:: EXTRACT TO READ ::

========================================

I. 2017 Transfers of the Properties

On February 13, 2017, Debtor filed a voluntary petition for relief under Chapter 11 of the Bankruptcy Code "to protect its right under [a sale] agreement with Novartis Corporation ("Novartis") to purchase a large tract of property in Rockland County and the improvements thereon." (Doc. #26 ("Grable Decl.") ¶ 3). Under the sale agreement, Debtor was to purchase several properties (collectively, the "Properties"), from Novartis for $18 million.

Debtor was unable to timely secure financing to purchase the Properties. Thus, Novartis deemed Debtor in default under the sale agreement and sought forfeiture of Debtor's $2.5 million down payment. To avoid forfeiture, Debtor and Suffern agreed Debtor would purchase the Properties from Novartis and then undertake a two-part transfer whereby Debtor would transfer the Properties to "RS Old Mills RD LLC," a third-party entity, which would then immediately transfer the Properties to Suffern. To fund its purchase of the Properties, Suffern secured a $33 million loan from CPIF Lending, LLC ("CPIF").

By Order dated June 2, 2017, the Bankruptcy Court directed Debtor to determine if it would assume or reject the sale agreement whereby Debtor would purchase the Properties from Novartis for $18 million.

On June 26, 2017, Debtor filed a notice of its intent to assume the sale agreement. By Orders dated July 13 and August 14, 2017, the Bankruptcy Court authorized Debtor's assumption of the sale agreement and directed Debtor and Novartis to close on or before August 17, 2017. (NOA at ECF 8). However, Debtor did not seek Bankruptcy Court approval of the subsequent transfers of the Properties to RS Old Mills RD LLC and to Suffern.

"ECF ___" refers to the page numbers automatically assigned by the Court's Electronic Case Filing system.

On September 14, 2017, three deeds were recorded, effecting the following transfers: (i) by deed dated September 1, 2017, transferring title of the Properties from Novartis to Debtor; (ii) by deed dated September 5, 2017, transferring title of the Properties from Debtor to RS Old Mills RD LLC; and (iii) by deed dated September 5, 2017, transferring title to the Properties from RS Old Mills RD LLC to Suffern. On September 6, 2017, a closing on the sale agreement regarding the Properties was completed. Novartis withdrew its demand for forfeiture of Debtor's $2.5 million security deposit. Upon receiving the properties, Suffern began paying carrying costs on the Properties, exceeding $1 million per month.

II. Debtor Seeks to Undo the Transfers

On March 29, 2019—more than a year and a half after Debtor bought the Properties pursuant to the sale agreement and transferred the Properties to RS Old Mills RD LLC, which then transferred them to Suffern—Debtor commenced an adversary proceeding against Suffern and others seeking to avoid the transfers of the Properties. Debtor argued the sale of the Properties to RS Old Mills RD LLC and then to Suffern should be unwound because the Bankruptcy Court had not approved the two-step transaction. The complaint also alleged that Debtor or Salamon had been promised, but had not received, an equity share in Suffern that was allegedly to be delivered following Suffern's purchase of the Properties. In connection with this adversary proceeding, notices of pendency were docketed against each of the Properties in the Rockland County Clerk's Office.

========================================

:: EXERCISE REQUIREMENTS ::
a: In the text on the property transfers, why did Debtor agree to buy the Properties and then pass them through RS Old Mills RD LLC to Suffern? Answer in one to three sentences.
b: From the text on the property transfers, set down word for word the stretch from "II. Debtor Seeks" through "County Clerk's Office.".

[A block of data]

========================================

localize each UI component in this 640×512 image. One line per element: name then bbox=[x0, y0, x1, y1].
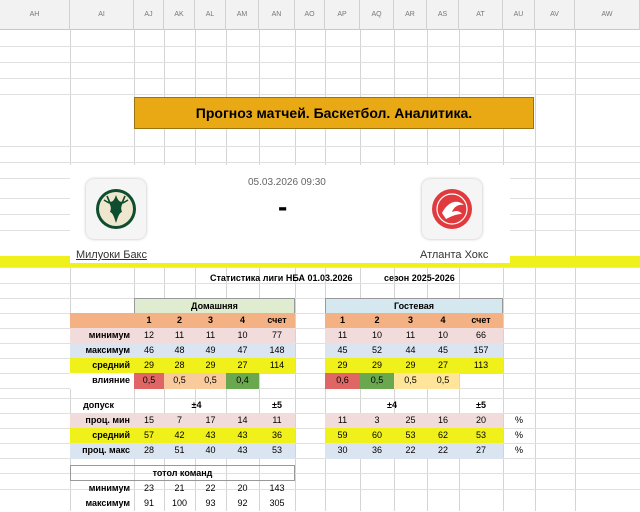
hawks-logo-icon bbox=[422, 179, 482, 239]
pct-unit[interactable]: % bbox=[514, 430, 523, 440]
away-value[interactable]: 52 bbox=[360, 343, 394, 359]
away-col-header[interactable]: 1 bbox=[325, 313, 360, 329]
away-value[interactable]: 45 bbox=[325, 343, 360, 359]
home-value[interactable]: 0,5 bbox=[164, 373, 195, 389]
away-col-header[interactable]: 3 bbox=[394, 313, 427, 329]
totals-value[interactable]: 143 bbox=[269, 483, 285, 493]
grid-hline bbox=[0, 62, 640, 63]
away-value[interactable]: 10 bbox=[427, 328, 459, 344]
match-card bbox=[70, 165, 510, 263]
column-header-ap[interactable]: AP bbox=[325, 0, 360, 30]
grid-vline bbox=[535, 30, 536, 511]
totals-value[interactable]: 100 bbox=[171, 498, 188, 508]
home-value[interactable]: 48 bbox=[164, 343, 195, 359]
column-header-ar[interactable]: AR bbox=[394, 0, 427, 30]
grid-hline bbox=[0, 46, 640, 47]
home-value[interactable]: 0,4 bbox=[226, 373, 259, 389]
league-stats-label: Статистика лиги НБА 01.03.2026 bbox=[210, 273, 353, 283]
away-pct-value[interactable]: 62 bbox=[427, 428, 459, 444]
match-score: - bbox=[278, 191, 288, 222]
away-value[interactable]: 113 bbox=[459, 358, 503, 374]
home-value[interactable]: 49 bbox=[195, 343, 226, 359]
pct-row-label[interactable]: средний bbox=[70, 428, 134, 444]
away-pct-value[interactable]: 36 bbox=[360, 443, 394, 459]
home-pct-value[interactable]: 14 bbox=[226, 413, 259, 429]
away-group-header[interactable]: Гостевая bbox=[325, 298, 503, 314]
home-value[interactable]: 0,5 bbox=[134, 373, 164, 389]
column-header-aq[interactable]: AQ bbox=[360, 0, 394, 30]
away-pct-value[interactable]: 22 bbox=[427, 443, 459, 459]
match-datetime: 05.03.2026 09:30 bbox=[248, 177, 326, 188]
away-team-name[interactable]: Атланта Хокс bbox=[420, 249, 489, 261]
pct-row-label[interactable]: проц. макс bbox=[70, 443, 134, 459]
away-value[interactable]: 11 bbox=[325, 328, 360, 344]
grid-hline bbox=[0, 78, 640, 79]
home-value[interactable]: 10 bbox=[226, 328, 259, 344]
home-pct-value[interactable]: 28 bbox=[134, 443, 164, 459]
home-value[interactable]: 47 bbox=[226, 343, 259, 359]
totals-value[interactable]: 91 bbox=[143, 498, 154, 508]
column-header-bar bbox=[0, 0, 640, 30]
home-col-header[interactable]: 4 bbox=[226, 313, 259, 329]
home-value[interactable]: 77 bbox=[259, 328, 295, 344]
away-pct-value[interactable]: 53 bbox=[459, 428, 503, 444]
home-value[interactable]: 28 bbox=[164, 358, 195, 374]
away-tolerance[interactable]: ±4 bbox=[387, 400, 397, 410]
grid-hline bbox=[0, 94, 640, 95]
home-value[interactable]: 11 bbox=[195, 328, 226, 344]
away-value[interactable]: 44 bbox=[394, 343, 427, 359]
home-value[interactable]: 0,5 bbox=[195, 373, 226, 389]
home-col-header[interactable]: счет bbox=[259, 313, 295, 329]
grid-hline bbox=[0, 283, 640, 284]
away-col-header[interactable]: 2 bbox=[360, 313, 394, 329]
away-value[interactable] bbox=[459, 373, 503, 389]
away-value[interactable]: 0,5 bbox=[427, 373, 459, 389]
totals-value[interactable]: 22 bbox=[205, 483, 216, 493]
home-value[interactable]: 46 bbox=[134, 343, 164, 359]
totals-value[interactable]: 20 bbox=[237, 483, 248, 493]
home-pct-value[interactable]: 40 bbox=[195, 443, 226, 459]
home-value[interactable]: 12 bbox=[134, 328, 164, 344]
home-pct-value[interactable]: 53 bbox=[259, 443, 295, 459]
home-col-header[interactable]: 1 bbox=[134, 313, 164, 329]
column-header-av[interactable]: AV bbox=[535, 0, 575, 30]
totals-value[interactable]: 305 bbox=[269, 498, 285, 508]
away-value[interactable]: 29 bbox=[394, 358, 427, 374]
away-pct-value[interactable]: 60 bbox=[360, 428, 394, 444]
grid-hline bbox=[0, 298, 640, 299]
home-pct-value[interactable]: 11 bbox=[259, 413, 295, 429]
away-value[interactable]: 11 bbox=[394, 328, 427, 344]
home-pct-value[interactable]: 57 bbox=[134, 428, 164, 444]
away-value[interactable]: 29 bbox=[325, 358, 360, 374]
home-pct-value[interactable]: 51 bbox=[164, 443, 195, 459]
home-group-header[interactable]: Домашняя bbox=[134, 298, 295, 314]
home-pct-value[interactable]: 43 bbox=[195, 428, 226, 444]
pct-row-label[interactable]: проц. мин bbox=[70, 413, 134, 429]
column-header-at[interactable]: AT bbox=[459, 0, 503, 30]
away-value[interactable]: 27 bbox=[427, 358, 459, 374]
table-cell[interactable] bbox=[70, 313, 134, 329]
column-header-ah[interactable]: AH bbox=[0, 0, 70, 30]
page-title: Прогноз матчей. Баскетбол. Аналитика. bbox=[134, 97, 534, 129]
away-col-header[interactable]: 4 bbox=[427, 313, 459, 329]
column-header-au[interactable]: AU bbox=[503, 0, 535, 30]
row-label[interactable]: минимум bbox=[70, 328, 134, 344]
row-label[interactable]: влияние bbox=[70, 373, 134, 389]
away-pct-value[interactable]: 30 bbox=[325, 443, 360, 459]
column-header-ao[interactable]: AO bbox=[295, 0, 325, 30]
row-label[interactable]: максимум bbox=[70, 343, 134, 359]
pct-unit[interactable]: % bbox=[514, 415, 523, 425]
totals-value[interactable]: 93 bbox=[205, 498, 216, 508]
home-col-header[interactable]: 3 bbox=[195, 313, 226, 329]
home-team-name[interactable]: Милуоки Бакс bbox=[76, 249, 147, 261]
home-col-header[interactable]: 2 bbox=[164, 313, 195, 329]
away-value[interactable]: 66 bbox=[459, 328, 503, 344]
away-value[interactable]: 29 bbox=[360, 358, 394, 374]
totals-value[interactable]: 21 bbox=[174, 483, 185, 493]
away-pct-value[interactable]: 3 bbox=[360, 413, 394, 429]
grid-hline bbox=[0, 267, 640, 268]
home-pct-value[interactable]: 36 bbox=[259, 428, 295, 444]
home-value[interactable]: 114 bbox=[259, 358, 295, 374]
away-value[interactable]: 157 bbox=[459, 343, 503, 359]
grid-hline bbox=[0, 162, 640, 163]
tolerance-label[interactable]: допуск bbox=[83, 400, 114, 410]
away-pct-value[interactable]: 16 bbox=[427, 413, 459, 429]
home-pct-value[interactable]: 15 bbox=[134, 413, 164, 429]
away-value[interactable]: 10 bbox=[360, 328, 394, 344]
bucks-logo-icon bbox=[86, 179, 146, 239]
away-pct-value[interactable]: 25 bbox=[394, 413, 427, 429]
away-value[interactable]: 0,6 bbox=[325, 373, 360, 389]
column-header-ai[interactable]: AI bbox=[70, 0, 134, 30]
column-header-aw[interactable]: AW bbox=[575, 0, 640, 30]
column-header-al[interactable]: AL bbox=[195, 0, 226, 30]
totals-header[interactable]: тотол команд bbox=[70, 465, 295, 481]
home-pct-value[interactable]: 42 bbox=[164, 428, 195, 444]
away-pct-value[interactable]: 20 bbox=[459, 413, 503, 429]
pct-unit[interactable]: % bbox=[514, 445, 523, 455]
column-header-as[interactable]: AS bbox=[427, 0, 459, 30]
home-pct-value[interactable]: 43 bbox=[226, 443, 259, 459]
totals-row-label[interactable]: минимум bbox=[88, 483, 130, 493]
home-pct-value[interactable]: 17 bbox=[195, 413, 226, 429]
away-pct-value[interactable]: 53 bbox=[394, 428, 427, 444]
row-label[interactable]: средний bbox=[70, 358, 134, 374]
away-pct-value[interactable]: 11 bbox=[325, 413, 360, 429]
home-pct-value[interactable]: 43 bbox=[226, 428, 259, 444]
home-total-tolerance[interactable]: ±5 bbox=[272, 400, 282, 410]
home-value[interactable]: 29 bbox=[195, 358, 226, 374]
season-label: сезон 2025-2026 bbox=[384, 273, 455, 283]
grid-vline bbox=[575, 30, 576, 511]
column-header-ak[interactable]: AK bbox=[164, 0, 195, 30]
totals-value[interactable]: 23 bbox=[143, 483, 154, 493]
home-value[interactable]: 11 bbox=[164, 328, 195, 344]
away-value[interactable]: 0,5 bbox=[394, 373, 427, 389]
totals-row-label[interactable]: максимум bbox=[85, 498, 130, 508]
home-tolerance[interactable]: ±4 bbox=[191, 400, 202, 410]
home-value[interactable]: 27 bbox=[226, 358, 259, 374]
home-value[interactable]: 29 bbox=[134, 358, 164, 374]
totals-value[interactable]: 92 bbox=[237, 498, 248, 508]
home-value[interactable]: 148 bbox=[259, 343, 295, 359]
home-pct-value[interactable]: 7 bbox=[164, 413, 195, 429]
home-value[interactable] bbox=[259, 373, 295, 389]
column-header-am[interactable]: AM bbox=[226, 0, 259, 30]
away-value[interactable]: 0,5 bbox=[360, 373, 394, 389]
away-pct-value[interactable]: 27 bbox=[459, 443, 503, 459]
column-header-an[interactable]: AN bbox=[259, 0, 295, 30]
away-pct-value[interactable]: 22 bbox=[394, 443, 427, 459]
grid-hline bbox=[0, 146, 640, 147]
away-total-tolerance[interactable]: ±5 bbox=[476, 400, 486, 410]
column-header-aj[interactable]: AJ bbox=[134, 0, 164, 30]
away-col-header[interactable]: счет bbox=[459, 313, 503, 329]
away-value[interactable]: 45 bbox=[427, 343, 459, 359]
away-pct-value[interactable]: 59 bbox=[325, 428, 360, 444]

========================================

:: ANSWERS FOR THIS EXERCISE ::
a: Debtor could not get financing in time to buy the Properties, so Novartis deemed it in default and sought forfeiture of Debtor's $2.5 million down payment. To avoid that forfeiture, Debtor agreed with Suffern to buy the Properties from Novartis and transfer them through RS Old Mills RD LLC to Suffern.

b:
II. Debtor Seeks to Undo the Transfers

On March 29, 2019—more than a year and a half after Debtor bought the Properties pursuant to the sale agreement and transferred the Properties to RS Old Mills RD LLC, which then transferred them to Suffern—Debtor commenced an adversary proceeding against Suffern and others seeking to avoid the transfers of the Properties. Debtor argued the sale of the Properties to RS Old Mills RD LLC and then to Suffern should be unwound because the Bankruptcy Court had not approved the two-step transaction. The complaint also alleged that Debtor or Salamon had been promised, but had not received, an equity share in Suffern that was allegedly to be delivered following Suffern's purchase of the Properties. In connection with this adversary proceeding, notices of pendency were docketed against each of the Properties in the Rockland County Clerk's Office.